# [Data extract]
★ ★ ★
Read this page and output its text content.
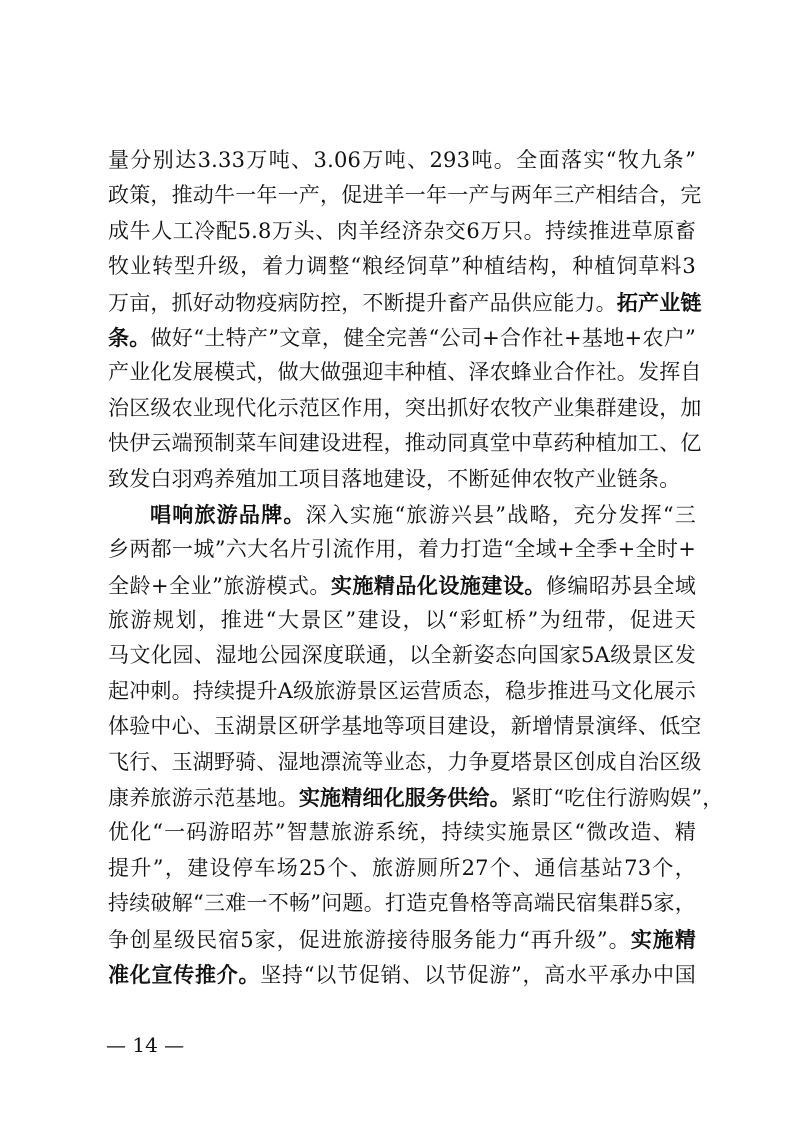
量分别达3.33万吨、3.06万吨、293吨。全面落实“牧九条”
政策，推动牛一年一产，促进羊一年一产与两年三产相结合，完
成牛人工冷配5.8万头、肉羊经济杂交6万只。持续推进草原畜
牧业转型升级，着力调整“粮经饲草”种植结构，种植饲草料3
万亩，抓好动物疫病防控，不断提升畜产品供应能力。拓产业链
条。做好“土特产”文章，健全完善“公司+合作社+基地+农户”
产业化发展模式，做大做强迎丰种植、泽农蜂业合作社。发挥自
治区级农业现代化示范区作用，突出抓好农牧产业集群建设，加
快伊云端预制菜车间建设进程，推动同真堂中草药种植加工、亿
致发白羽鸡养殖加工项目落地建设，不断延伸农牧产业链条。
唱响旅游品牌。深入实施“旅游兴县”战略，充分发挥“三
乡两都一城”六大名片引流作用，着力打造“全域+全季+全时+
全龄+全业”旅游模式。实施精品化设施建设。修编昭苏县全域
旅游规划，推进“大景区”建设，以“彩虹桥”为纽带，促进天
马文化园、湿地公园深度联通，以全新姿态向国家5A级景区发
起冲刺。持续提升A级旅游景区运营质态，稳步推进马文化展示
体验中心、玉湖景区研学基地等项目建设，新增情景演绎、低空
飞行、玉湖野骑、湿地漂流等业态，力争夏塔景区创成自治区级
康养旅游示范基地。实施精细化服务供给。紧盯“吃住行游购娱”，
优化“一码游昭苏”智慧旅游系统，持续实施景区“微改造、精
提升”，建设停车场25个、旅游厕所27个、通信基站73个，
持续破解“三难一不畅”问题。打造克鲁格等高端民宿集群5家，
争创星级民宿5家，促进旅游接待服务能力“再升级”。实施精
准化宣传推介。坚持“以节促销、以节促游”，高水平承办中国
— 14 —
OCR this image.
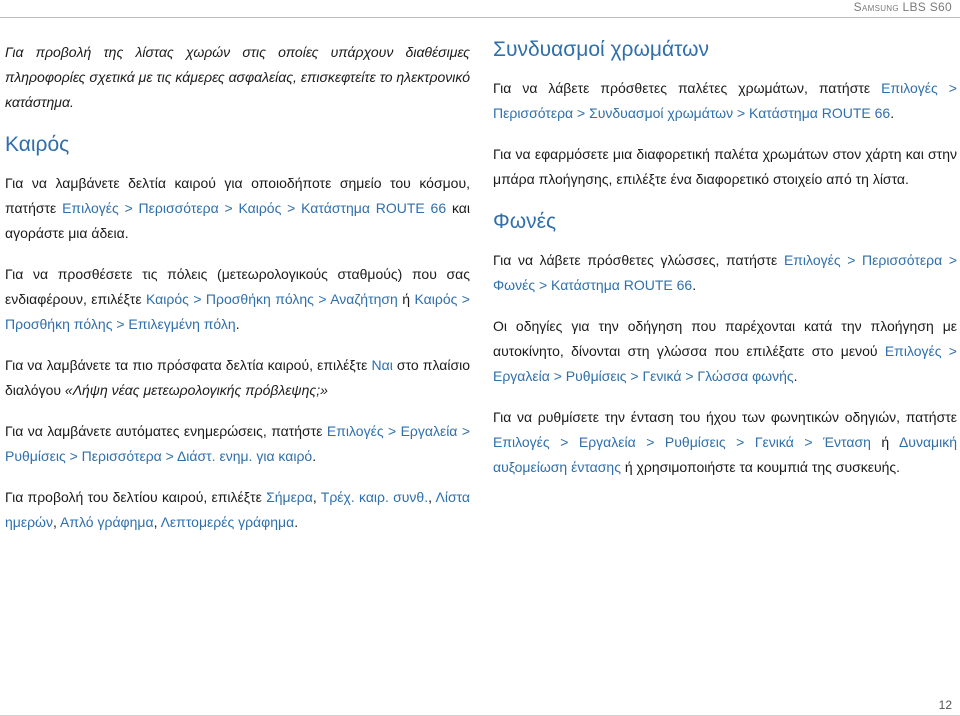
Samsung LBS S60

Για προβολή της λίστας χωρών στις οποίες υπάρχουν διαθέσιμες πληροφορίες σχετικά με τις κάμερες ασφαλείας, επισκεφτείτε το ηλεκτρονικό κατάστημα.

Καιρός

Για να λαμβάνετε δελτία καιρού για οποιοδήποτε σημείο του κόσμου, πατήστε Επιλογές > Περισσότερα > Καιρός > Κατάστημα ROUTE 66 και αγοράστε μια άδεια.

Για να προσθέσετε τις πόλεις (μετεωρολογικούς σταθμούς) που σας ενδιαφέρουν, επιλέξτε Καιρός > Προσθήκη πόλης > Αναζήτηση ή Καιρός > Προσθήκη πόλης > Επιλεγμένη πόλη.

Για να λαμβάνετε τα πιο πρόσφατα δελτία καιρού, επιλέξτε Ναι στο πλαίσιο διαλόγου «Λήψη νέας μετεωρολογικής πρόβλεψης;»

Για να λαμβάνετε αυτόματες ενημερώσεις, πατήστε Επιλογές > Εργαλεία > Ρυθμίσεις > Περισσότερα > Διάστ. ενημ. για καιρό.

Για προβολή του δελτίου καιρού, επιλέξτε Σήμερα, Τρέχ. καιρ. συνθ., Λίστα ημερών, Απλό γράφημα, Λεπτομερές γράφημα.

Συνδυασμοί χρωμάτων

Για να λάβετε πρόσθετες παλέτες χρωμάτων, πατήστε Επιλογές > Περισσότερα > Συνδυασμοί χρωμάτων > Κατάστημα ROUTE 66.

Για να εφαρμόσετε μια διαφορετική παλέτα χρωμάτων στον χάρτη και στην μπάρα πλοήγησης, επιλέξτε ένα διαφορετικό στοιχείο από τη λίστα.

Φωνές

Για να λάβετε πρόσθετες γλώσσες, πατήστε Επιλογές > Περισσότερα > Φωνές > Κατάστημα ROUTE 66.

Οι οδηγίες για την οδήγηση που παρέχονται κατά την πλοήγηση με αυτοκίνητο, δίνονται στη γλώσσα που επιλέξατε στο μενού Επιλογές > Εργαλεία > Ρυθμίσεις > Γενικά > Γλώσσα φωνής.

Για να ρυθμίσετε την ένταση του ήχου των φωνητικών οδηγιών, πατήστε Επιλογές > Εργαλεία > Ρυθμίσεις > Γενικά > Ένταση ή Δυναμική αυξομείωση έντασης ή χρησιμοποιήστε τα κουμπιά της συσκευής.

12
★ ★ ★
# [Directions for this task]
Copy all the lines above that hold the string "λάβετε".

# [Full solution]
Για να λάβετε πρόσθετες παλέτες χρωμάτων, πατήστε Επιλογές > Περισσότερα > Συνδυασμοί χρωμάτων > Κατάστημα ROUTE 66.
Για να λάβετε πρόσθετες γλώσσες, πατήστε Επιλογές > Περισσότερα > Φωνές > Κατάστημα ROUTE 66.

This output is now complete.